#### What you need to do
Restate the entries word for word, omitting nothing.

====

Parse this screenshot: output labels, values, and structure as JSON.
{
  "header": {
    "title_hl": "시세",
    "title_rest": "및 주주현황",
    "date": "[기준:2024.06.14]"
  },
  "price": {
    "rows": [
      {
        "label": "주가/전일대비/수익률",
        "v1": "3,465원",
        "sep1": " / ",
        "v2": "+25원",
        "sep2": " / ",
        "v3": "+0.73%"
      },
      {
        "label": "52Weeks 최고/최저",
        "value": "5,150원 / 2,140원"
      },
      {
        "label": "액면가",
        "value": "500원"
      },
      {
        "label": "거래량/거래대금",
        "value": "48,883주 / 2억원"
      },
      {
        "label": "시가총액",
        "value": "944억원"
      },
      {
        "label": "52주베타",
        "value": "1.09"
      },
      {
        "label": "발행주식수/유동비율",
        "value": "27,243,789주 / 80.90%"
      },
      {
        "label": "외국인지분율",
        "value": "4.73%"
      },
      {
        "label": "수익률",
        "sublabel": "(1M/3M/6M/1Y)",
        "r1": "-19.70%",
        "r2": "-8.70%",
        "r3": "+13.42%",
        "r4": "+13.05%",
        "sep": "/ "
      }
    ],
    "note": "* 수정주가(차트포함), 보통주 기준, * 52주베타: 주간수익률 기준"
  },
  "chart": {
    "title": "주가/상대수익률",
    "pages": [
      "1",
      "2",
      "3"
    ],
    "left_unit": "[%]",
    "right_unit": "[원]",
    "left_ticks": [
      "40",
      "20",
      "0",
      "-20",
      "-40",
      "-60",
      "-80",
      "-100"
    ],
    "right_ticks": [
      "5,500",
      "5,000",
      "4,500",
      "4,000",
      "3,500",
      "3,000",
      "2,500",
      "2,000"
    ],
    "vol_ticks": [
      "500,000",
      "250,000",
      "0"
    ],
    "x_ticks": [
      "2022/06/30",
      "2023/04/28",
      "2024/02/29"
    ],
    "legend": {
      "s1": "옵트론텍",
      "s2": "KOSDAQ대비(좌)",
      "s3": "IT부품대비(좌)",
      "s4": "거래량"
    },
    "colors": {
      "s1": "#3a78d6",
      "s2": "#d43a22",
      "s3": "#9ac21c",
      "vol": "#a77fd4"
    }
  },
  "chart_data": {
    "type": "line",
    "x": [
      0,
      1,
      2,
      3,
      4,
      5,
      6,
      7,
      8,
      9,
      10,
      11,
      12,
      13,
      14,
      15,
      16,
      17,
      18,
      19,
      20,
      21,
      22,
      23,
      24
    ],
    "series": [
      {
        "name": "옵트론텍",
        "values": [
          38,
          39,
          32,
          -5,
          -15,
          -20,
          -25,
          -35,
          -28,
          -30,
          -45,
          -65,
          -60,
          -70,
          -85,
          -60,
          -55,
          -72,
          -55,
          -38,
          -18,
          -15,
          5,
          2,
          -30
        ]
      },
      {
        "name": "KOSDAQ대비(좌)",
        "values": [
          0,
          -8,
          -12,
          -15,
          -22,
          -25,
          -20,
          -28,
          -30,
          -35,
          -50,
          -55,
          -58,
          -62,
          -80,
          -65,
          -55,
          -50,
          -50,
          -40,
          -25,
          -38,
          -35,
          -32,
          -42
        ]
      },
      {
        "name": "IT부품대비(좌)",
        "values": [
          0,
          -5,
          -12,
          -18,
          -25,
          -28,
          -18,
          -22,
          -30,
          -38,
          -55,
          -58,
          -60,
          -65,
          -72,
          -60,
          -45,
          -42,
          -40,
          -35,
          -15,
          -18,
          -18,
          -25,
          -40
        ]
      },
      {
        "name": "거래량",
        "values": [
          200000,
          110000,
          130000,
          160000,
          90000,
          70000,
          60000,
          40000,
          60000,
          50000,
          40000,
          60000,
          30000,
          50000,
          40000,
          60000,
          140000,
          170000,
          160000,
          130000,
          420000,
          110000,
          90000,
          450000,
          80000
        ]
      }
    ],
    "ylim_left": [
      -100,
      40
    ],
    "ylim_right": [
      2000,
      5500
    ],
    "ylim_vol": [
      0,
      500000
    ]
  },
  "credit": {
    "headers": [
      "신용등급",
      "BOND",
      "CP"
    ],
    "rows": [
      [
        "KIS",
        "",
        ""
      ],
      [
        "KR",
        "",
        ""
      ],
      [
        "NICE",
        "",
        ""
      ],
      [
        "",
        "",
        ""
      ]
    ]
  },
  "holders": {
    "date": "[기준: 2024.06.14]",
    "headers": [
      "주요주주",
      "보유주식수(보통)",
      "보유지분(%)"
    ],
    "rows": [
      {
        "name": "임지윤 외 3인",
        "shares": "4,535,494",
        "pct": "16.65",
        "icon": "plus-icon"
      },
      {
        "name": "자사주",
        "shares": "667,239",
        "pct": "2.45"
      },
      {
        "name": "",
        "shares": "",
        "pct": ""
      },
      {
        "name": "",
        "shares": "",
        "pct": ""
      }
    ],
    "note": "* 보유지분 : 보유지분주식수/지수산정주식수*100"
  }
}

====

#### Solution for this task
Parse this screenshot: output labels, values, and structure as JSON.
{
  "header": {
    "title_hl": "시세",
    "title_rest": "및 주주현황",
    "date": "[기준:2024.06.14]"
  },
  "price": {
    "rows": [
      {
        "label": "주가/전일대비/수익률",
        "v1": "3,465원",
        "sep1": " / ",
        "v2": "+25원",
        "sep2": " / ",
        "v3": "+0.73%"
      },
      {
        "label": "52Weeks 최고/최저",
        "value": "5,150원 / 2,140원"
      },
      {
        "label": "액면가",
        "value": "500원"
      },
      {
        "label": "거래량/거래대금",
        "value": "48,883주 / 2억원"
      },
      {
        "label": "시가총액",
        "value": "944억원"
      },
      {
        "label": "52주베타",
        "value": "1.09"
      },
      {
        "label": "발행주식수/유동비율",
        "value": "27,243,789주 / 80.90%"
      },
      {
        "label": "외국인지분율",
        "value": "4.73%"
      },
      {
        "label": "수익률",
        "sublabel": "(1M/3M/6M/1Y)",
        "r1": "-19.70%",
        "r2": "-8.70%",
        "r3": "+13.42%",
        "r4": "+13.05%",
        "sep": "/ "
      }
    ],
    "note": "* 수정주가(차트포함), 보통주 기준, * 52주베타: 주간수익률 기준"
  },
  "chart": {
    "title": "주가/상대수익률",
    "pages": [
      "1",
      "2",
      "3"
    ],
    "left_unit": "[%]",
    "right_unit": "[원]",
    "left_ticks": [
      "40",
      "20",
      "0",
      "-20",
      "-40",
      "-60",
      "-80",
      "-100"
    ],
    "right_ticks": [
      "5,500",
      "5,000",
      "4,500",
      "4,000",
      "3,500",
      "3,000",
      "2,500",
      "2,000"
    ],
    "vol_ticks": [
      "500,000",
      "250,000",
      "0"
    ],
    "x_ticks": [
      "2022/06/30",
      "2023/04/28",
      "2024/02/29"
    ],
    "legend": {
      "s1": "옵트론텍",
      "s2": "KOSDAQ대비(좌)",
      "s3": "IT부품대비(좌)",
      "s4": "거래량"
    },
    "colors": {
      "s1": "#3a78d6",
      "s2": "#d43a22",
      "s3": "#9ac21c",
      "vol": "#a77fd4"
    }
  },
  "chart_data": {
    "type": "line",
    "x": [
      0,
      1,
      2,
      3,
      4,
      5,
      6,
      7,
      8,
      9,
      10,
      11,
      12,
      13,
      14,
      15,
      16,
      17,
      18,
      19,
      20,
      21,
      22,
      23,
      24
    ],
    "series": [
      {
        "name": "옵트론텍",
        "values": [
          38,
          39,
          32,
          -5,
          -15,
          -20,
          -25,
          -35,
          -28,
          -30,
          -45,
          -65,
          -60,
          -70,
          -85,
          -60,
          -55,
          -72,
          -55,
          -38,
          -18,
          -15,
          5,
          2,
          -30
        ]
      },
      {
        "name": "KOSDAQ대비(좌)",
        "values": [
          0,
          -8,
          -12,
          -15,
          -22,
          -25,
          -20,
          -28,
          -30,
          -35,
          -50,
          -55,
          -58,
          -62,
          -80,
          -65,
          -55,
          -50,
          -50,
          -40,
          -25,
          -38,
          -35,
          -32,
          -42
        ]
      },
      {
        "name": "IT부품대비(좌)",
        "values": [
          0,
          -5,
          -12,
          -18,
          -25,
          -28,
          -18,
          -22,
          -30,
          -38,
          -55,
          -58,
          -60,
          -65,
          -72,
          -60,
          -45,
          -42,
          -40,
          -35,
          -15,
          -18,
          -18,
          -25,
          -40
        ]
      },
      {
        "name": "거래량",
        "values": [
          200000,
          110000,
          130000,
          160000,
          90000,
          70000,
          60000,
          40000,
          60000,
          50000,
          40000,
          60000,
          30000,
          50000,
          40000,
          60000,
          140000,
          170000,
          160000,
          130000,
          420000,
          110000,
          90000,
          450000,
          80000
        ]
      }
    ],
    "ylim_left": [
      -100,
      40
    ],
    "ylim_right": [
      2000,
      5500
    ],
    "ylim_vol": [
      0,
      500000
    ]
  },
  "credit": {
    "headers": [
      "신용등급",
      "BOND",
      "CP"
    ],
    "rows": [
      [
        "KIS",
        "",
        ""
      ],
      [
        "KR",
        "",
        ""
      ],
      [
        "NICE",
        "",
        ""
      ],
      [
        "",
        "",
        ""
      ]
    ]
  },
  "holders": {
    "date": "[기준: 2024.06.14]",
    "headers": [
      "주요주주",
      "보유주식수(보통)",
      "보유지분(%)"
    ],
    "rows": [
      {
        "name": "임지윤 외 3인",
        "shares": "4,535,494",
        "pct": "16.65",
        "icon": "plus-icon"
      },
      {
        "name": "자사주",
        "shares": "667,239",
        "pct": "2.45"
      },
      {
        "name": "",
        "shares": "",
        "pct": ""
      },
      {
        "name": "",
        "shares": "",
        "pct": ""
      }
    ],
    "note": "* 보유지분 : 보유지분주식수/지수산정주식수*100"
  }
}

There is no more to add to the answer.